[Recorded data]
+++

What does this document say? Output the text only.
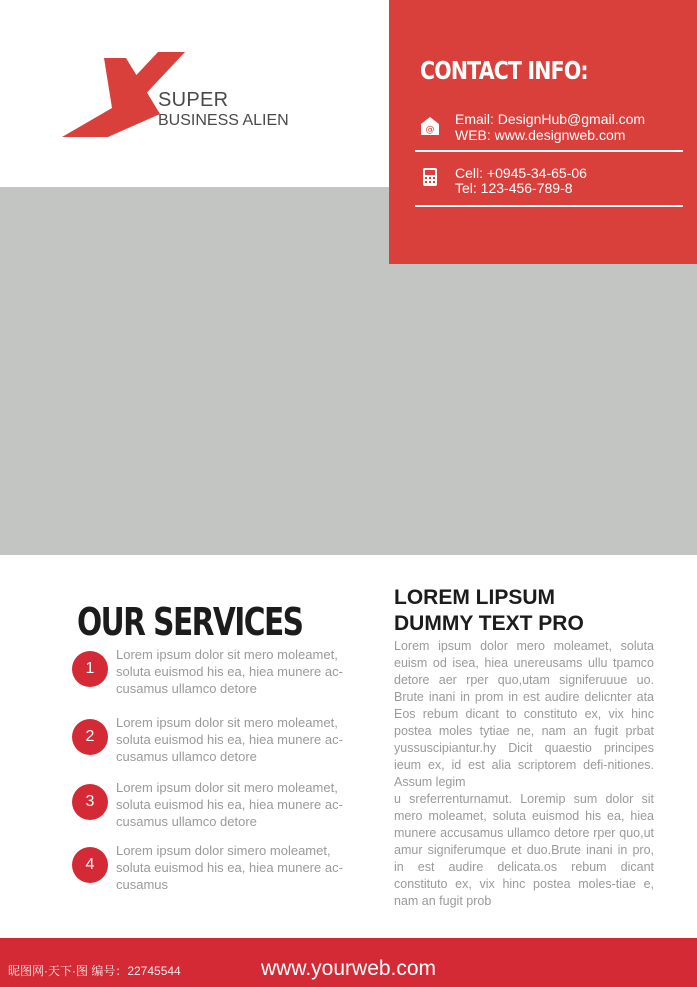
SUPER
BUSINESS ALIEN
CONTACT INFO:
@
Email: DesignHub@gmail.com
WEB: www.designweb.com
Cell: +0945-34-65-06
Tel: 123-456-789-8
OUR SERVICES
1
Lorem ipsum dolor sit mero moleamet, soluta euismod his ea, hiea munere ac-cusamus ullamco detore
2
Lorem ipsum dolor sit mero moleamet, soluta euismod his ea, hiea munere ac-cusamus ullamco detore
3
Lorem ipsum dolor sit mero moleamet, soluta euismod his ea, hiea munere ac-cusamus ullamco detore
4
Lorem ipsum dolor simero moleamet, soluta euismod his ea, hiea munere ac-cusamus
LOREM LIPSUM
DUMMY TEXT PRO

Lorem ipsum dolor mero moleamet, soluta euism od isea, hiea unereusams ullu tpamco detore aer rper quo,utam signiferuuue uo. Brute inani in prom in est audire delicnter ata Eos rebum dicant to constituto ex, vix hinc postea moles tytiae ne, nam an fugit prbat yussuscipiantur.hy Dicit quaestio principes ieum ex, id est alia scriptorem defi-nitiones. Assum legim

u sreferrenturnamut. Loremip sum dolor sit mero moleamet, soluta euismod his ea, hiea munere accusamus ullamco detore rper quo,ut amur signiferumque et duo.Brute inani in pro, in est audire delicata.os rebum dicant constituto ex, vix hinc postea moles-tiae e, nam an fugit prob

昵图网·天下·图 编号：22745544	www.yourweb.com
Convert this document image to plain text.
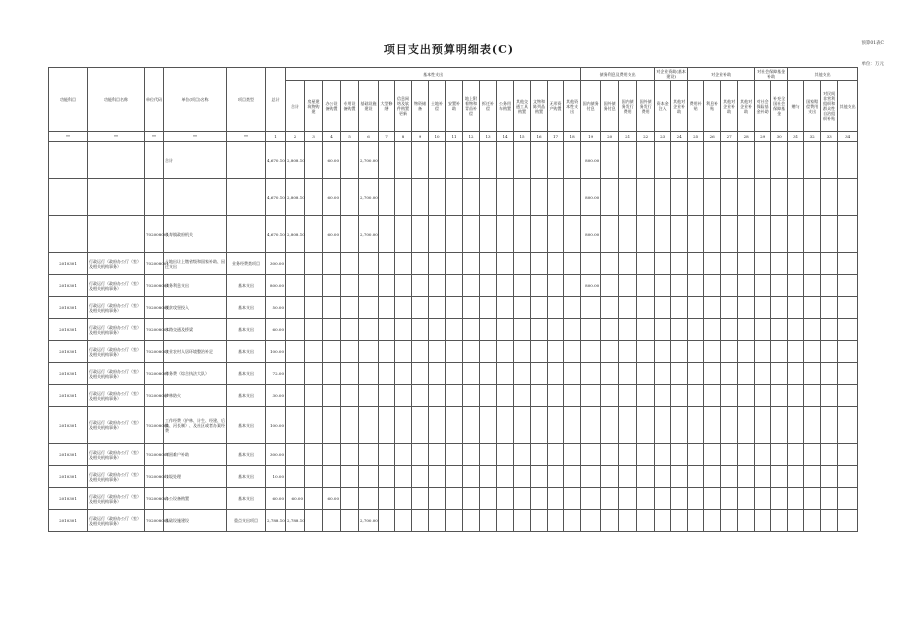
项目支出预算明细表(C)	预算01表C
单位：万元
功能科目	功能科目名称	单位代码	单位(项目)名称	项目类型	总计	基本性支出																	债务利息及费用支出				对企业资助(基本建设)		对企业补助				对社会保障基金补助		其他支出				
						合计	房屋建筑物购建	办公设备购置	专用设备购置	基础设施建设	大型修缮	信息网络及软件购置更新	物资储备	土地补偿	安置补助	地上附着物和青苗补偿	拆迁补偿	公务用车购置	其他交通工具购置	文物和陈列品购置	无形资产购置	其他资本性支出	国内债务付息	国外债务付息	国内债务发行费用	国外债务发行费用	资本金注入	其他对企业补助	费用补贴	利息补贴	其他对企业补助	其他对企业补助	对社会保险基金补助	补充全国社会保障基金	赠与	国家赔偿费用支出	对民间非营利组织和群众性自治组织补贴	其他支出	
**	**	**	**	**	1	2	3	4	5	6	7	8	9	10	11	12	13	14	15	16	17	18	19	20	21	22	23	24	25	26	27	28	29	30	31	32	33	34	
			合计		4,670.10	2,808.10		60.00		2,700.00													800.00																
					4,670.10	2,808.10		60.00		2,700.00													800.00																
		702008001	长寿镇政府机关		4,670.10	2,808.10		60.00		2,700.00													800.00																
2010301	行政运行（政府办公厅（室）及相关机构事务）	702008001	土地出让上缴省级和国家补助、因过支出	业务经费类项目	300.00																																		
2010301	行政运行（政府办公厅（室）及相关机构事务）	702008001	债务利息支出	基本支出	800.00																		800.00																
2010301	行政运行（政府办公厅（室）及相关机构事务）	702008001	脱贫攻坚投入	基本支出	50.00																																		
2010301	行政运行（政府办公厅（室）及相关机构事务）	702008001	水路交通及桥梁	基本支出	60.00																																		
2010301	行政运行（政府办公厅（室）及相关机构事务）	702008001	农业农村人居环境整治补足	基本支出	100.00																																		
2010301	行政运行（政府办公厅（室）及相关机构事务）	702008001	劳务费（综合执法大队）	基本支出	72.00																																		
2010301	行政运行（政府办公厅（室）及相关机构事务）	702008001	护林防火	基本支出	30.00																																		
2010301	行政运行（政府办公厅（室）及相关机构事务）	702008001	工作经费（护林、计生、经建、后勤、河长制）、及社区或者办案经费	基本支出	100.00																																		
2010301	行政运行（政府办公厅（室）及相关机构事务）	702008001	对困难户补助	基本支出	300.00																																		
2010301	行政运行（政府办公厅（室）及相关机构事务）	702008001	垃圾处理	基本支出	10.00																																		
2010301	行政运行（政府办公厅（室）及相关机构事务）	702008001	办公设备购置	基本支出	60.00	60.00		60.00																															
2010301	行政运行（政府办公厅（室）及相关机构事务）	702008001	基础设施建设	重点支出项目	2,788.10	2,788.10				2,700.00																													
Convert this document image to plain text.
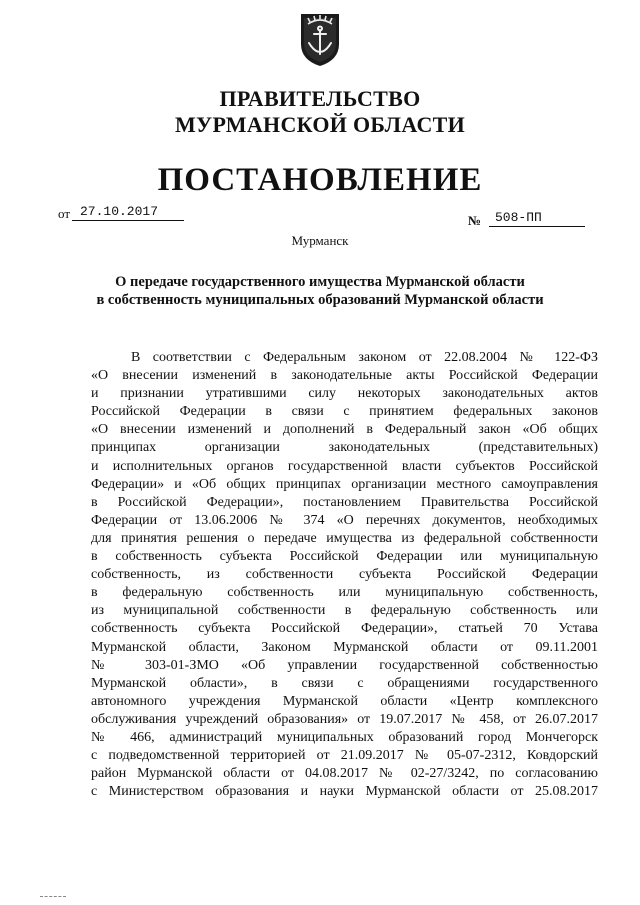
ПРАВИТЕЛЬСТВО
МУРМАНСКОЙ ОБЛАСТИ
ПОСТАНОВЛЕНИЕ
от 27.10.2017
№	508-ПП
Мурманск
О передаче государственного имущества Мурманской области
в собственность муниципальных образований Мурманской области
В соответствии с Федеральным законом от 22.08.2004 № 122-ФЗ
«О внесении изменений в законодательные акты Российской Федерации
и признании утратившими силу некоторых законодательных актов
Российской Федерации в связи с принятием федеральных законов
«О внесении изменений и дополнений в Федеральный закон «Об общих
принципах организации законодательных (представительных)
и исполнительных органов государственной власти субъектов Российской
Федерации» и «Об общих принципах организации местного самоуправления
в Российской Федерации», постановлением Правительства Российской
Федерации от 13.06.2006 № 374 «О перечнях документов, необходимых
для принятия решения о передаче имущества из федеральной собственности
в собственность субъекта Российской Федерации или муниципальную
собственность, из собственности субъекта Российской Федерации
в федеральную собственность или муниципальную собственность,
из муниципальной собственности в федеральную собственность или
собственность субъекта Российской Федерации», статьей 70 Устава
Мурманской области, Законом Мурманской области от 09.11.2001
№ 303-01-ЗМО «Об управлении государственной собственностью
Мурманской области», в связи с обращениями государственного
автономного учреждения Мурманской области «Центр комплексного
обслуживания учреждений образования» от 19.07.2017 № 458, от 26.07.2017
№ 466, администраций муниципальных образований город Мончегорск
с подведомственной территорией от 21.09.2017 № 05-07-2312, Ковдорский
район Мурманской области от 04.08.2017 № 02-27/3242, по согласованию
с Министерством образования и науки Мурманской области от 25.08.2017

+++

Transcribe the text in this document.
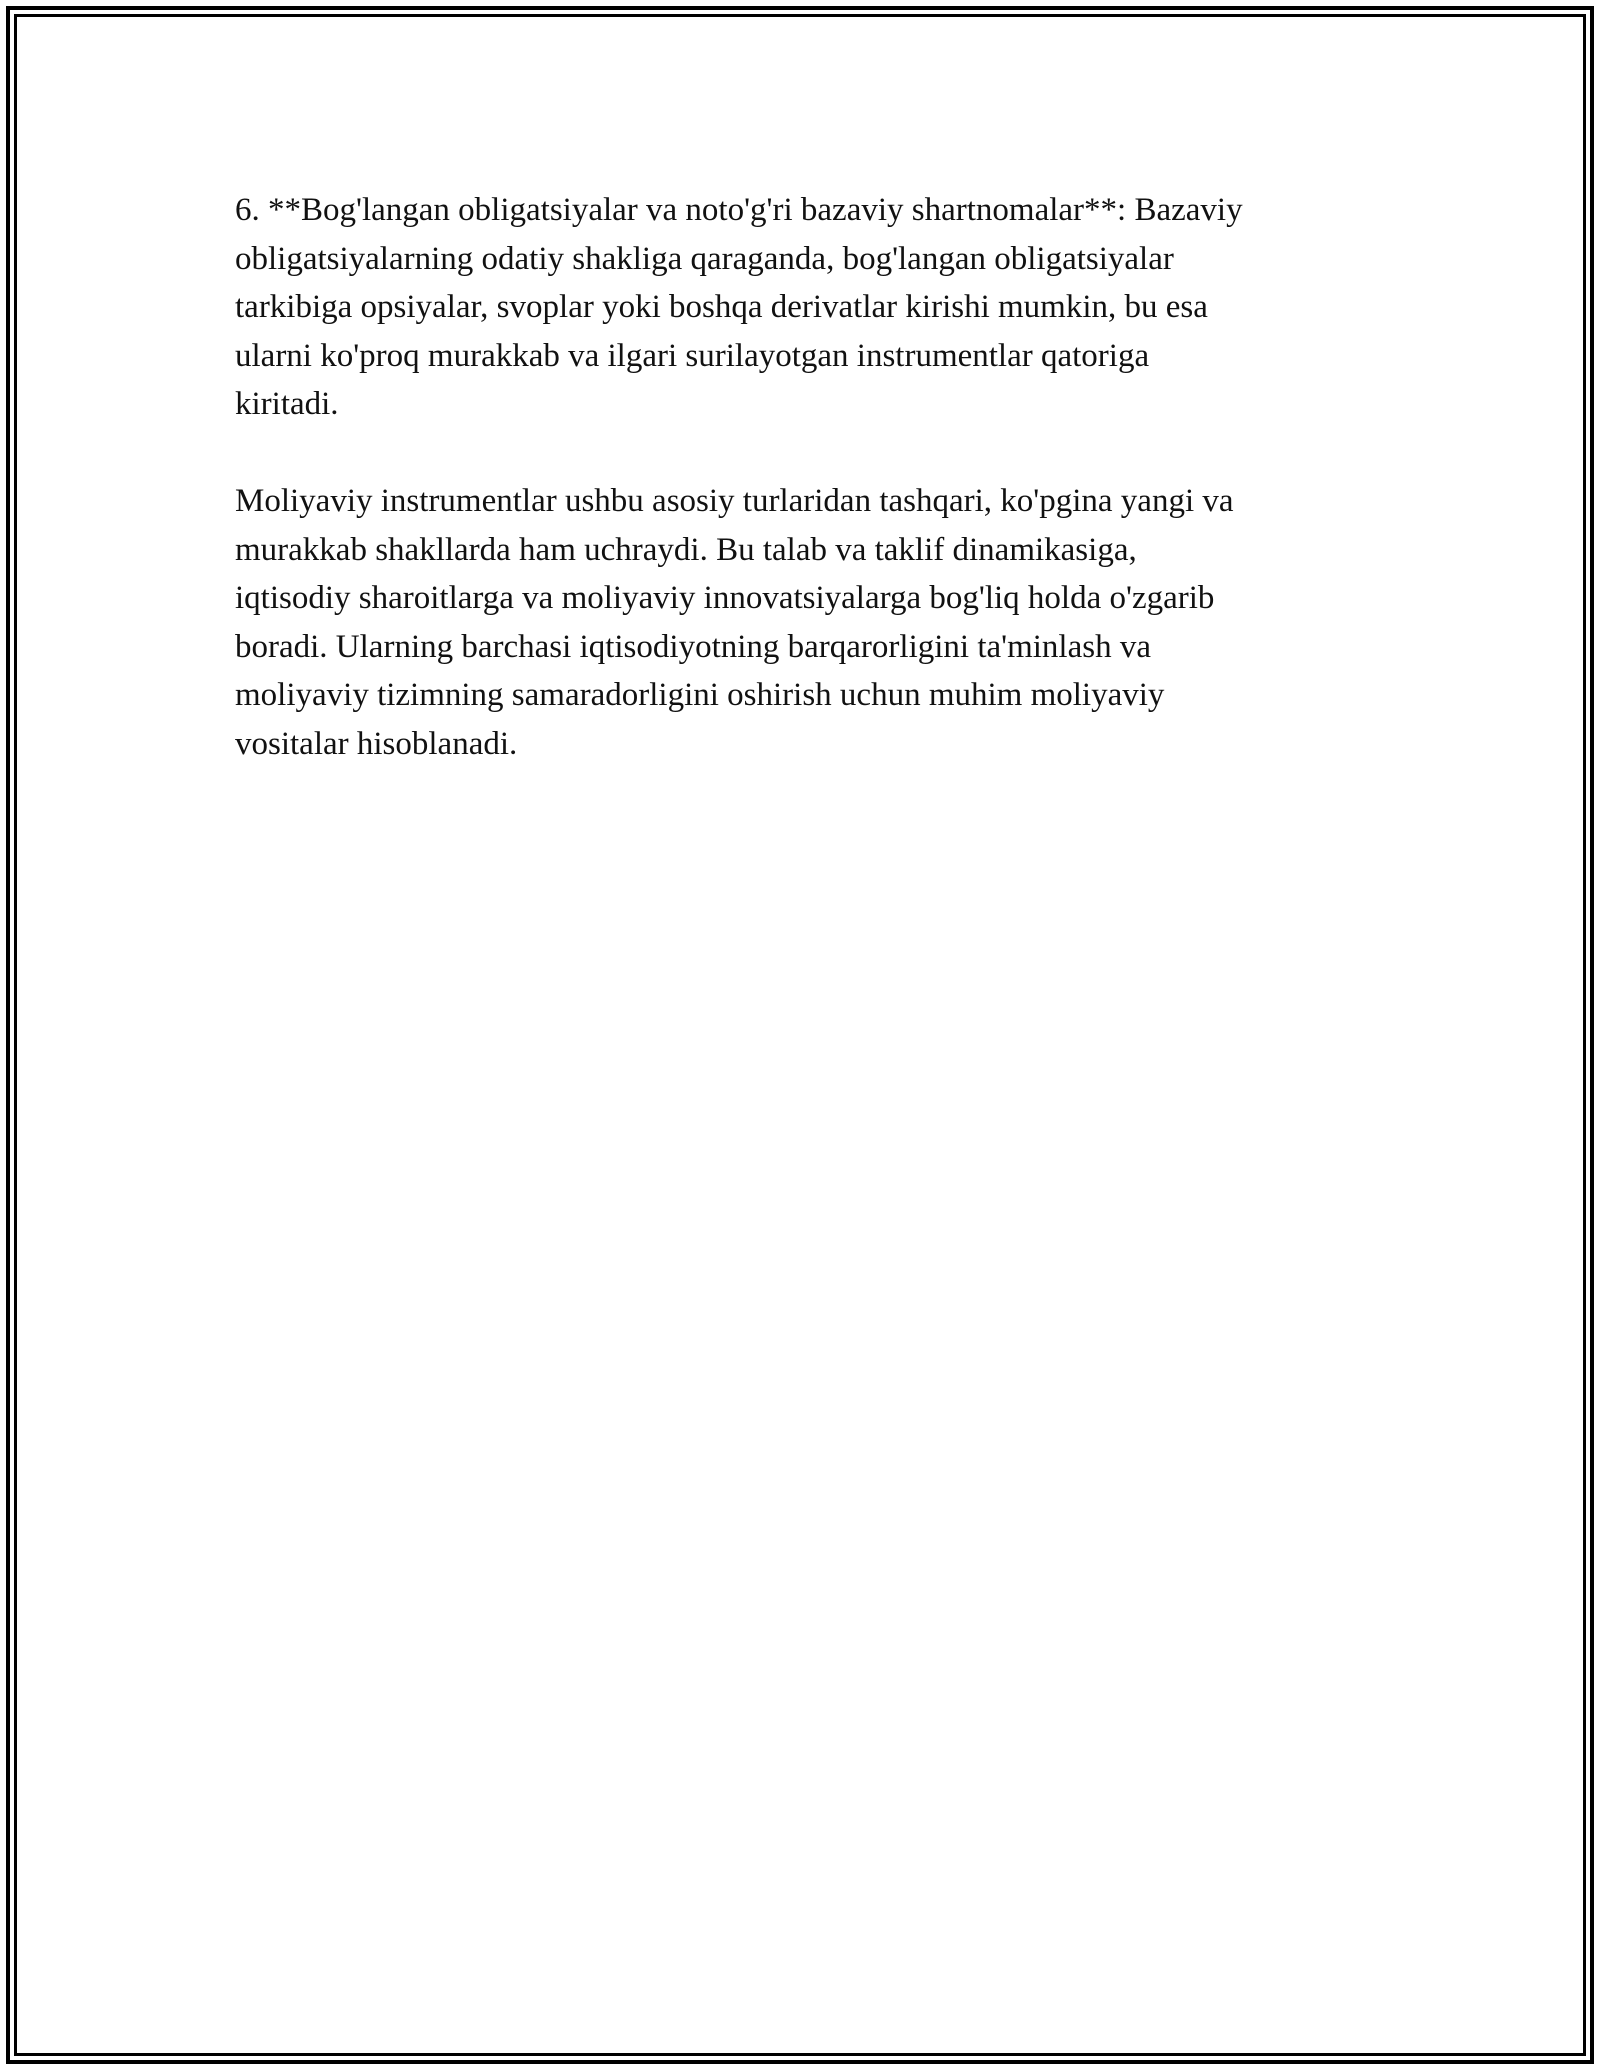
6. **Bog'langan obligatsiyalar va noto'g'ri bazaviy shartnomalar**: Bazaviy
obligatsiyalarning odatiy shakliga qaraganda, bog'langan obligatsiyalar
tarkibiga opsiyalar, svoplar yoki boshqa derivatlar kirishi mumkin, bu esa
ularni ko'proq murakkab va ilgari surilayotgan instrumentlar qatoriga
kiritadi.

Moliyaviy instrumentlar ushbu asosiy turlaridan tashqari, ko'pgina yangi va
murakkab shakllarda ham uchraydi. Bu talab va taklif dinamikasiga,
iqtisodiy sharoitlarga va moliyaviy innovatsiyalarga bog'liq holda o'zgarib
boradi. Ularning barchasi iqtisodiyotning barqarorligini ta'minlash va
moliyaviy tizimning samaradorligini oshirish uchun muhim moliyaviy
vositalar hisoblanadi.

+++

**GOAL OF THE EXERCISE:**
Copy out each line of the material that holds the word "constituto".

**THE ANSWER:**
Lorem ipsum dolor mero moleamet, soluta euism od isea, hiea unereusams ullu tpamco detore aer rper quo,utam signiferuuue uo. Brute inani in prom in est audire delicnter ata Eos rebum dicant to constituto ex, vix hinc postea moles tytiae ne, nam an fugit prbat yussuscipiantur.hy Dicit quaestio principes ieum ex, id est alia scriptorem defi-nitiones. Assum legim
u sreferrenturnamut. Loremip sum dolor sit mero moleamet, soluta euismod his ea, hiea munere accusamus ullamco detore rper quo,ut amur signiferumque et duo.Brute inani in pro, in est audire delicata.os rebum dicant constituto ex, vix hinc postea moles-tiae e, nam an fugit prob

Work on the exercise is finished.